| WHAT THIS TASK INVOLVES |
Gather all lines in the data that hold the string "ตและผ".

| EXERCISE MATERIALS |
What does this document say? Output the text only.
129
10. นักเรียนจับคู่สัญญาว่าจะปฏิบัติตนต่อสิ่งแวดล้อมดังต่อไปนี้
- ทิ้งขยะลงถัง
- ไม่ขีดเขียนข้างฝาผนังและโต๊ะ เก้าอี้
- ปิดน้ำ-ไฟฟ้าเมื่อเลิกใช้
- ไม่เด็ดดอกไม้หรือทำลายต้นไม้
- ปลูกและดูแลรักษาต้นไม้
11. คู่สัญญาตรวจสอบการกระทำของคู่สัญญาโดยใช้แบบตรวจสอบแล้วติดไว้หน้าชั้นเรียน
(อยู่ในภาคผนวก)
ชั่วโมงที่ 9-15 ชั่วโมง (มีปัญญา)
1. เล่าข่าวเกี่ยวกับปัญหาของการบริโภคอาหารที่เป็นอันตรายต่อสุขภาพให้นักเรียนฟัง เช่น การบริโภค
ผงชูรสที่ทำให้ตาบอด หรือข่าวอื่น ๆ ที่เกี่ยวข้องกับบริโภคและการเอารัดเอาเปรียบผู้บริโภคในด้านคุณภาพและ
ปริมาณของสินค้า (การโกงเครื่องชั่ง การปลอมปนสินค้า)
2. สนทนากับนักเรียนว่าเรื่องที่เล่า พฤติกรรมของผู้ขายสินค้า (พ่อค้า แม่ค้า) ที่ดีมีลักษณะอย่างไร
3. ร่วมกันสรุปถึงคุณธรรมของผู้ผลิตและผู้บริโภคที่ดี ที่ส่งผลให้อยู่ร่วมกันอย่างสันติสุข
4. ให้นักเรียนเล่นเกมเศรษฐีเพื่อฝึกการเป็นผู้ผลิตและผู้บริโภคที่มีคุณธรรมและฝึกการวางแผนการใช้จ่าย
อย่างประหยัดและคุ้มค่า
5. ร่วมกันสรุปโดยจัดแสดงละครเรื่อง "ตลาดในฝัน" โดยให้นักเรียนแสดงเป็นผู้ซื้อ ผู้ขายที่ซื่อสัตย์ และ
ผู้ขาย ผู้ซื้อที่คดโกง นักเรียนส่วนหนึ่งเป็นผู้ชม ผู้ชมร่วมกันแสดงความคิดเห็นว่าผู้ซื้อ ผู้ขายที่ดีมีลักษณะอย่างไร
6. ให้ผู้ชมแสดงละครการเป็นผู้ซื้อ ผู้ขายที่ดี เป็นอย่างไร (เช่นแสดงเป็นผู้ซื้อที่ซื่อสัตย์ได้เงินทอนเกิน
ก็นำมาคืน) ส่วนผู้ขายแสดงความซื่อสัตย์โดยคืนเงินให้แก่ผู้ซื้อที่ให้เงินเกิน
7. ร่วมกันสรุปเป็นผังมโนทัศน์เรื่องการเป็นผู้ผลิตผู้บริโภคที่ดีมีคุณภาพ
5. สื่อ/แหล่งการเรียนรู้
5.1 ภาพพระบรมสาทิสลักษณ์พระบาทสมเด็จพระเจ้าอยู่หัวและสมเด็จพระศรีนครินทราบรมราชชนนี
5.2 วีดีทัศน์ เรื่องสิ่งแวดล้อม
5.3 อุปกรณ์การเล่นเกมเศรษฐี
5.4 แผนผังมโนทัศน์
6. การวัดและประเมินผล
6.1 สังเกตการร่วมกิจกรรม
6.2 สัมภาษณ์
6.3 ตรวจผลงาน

| EXERCISE RESULT |
3. ร่วมกันสรุปถึงคุณธรรมของผู้ผลิตและผู้บริโภคที่ดี ที่ส่งผลให้อยู่ร่วมกันอย่างสันติสุข
4. ให้นักเรียนเล่นเกมเศรษฐีเพื่อฝึกการเป็นผู้ผลิตและผู้บริโภคที่มีคุณธรรมและฝึกการวางแผนการใช้จ่าย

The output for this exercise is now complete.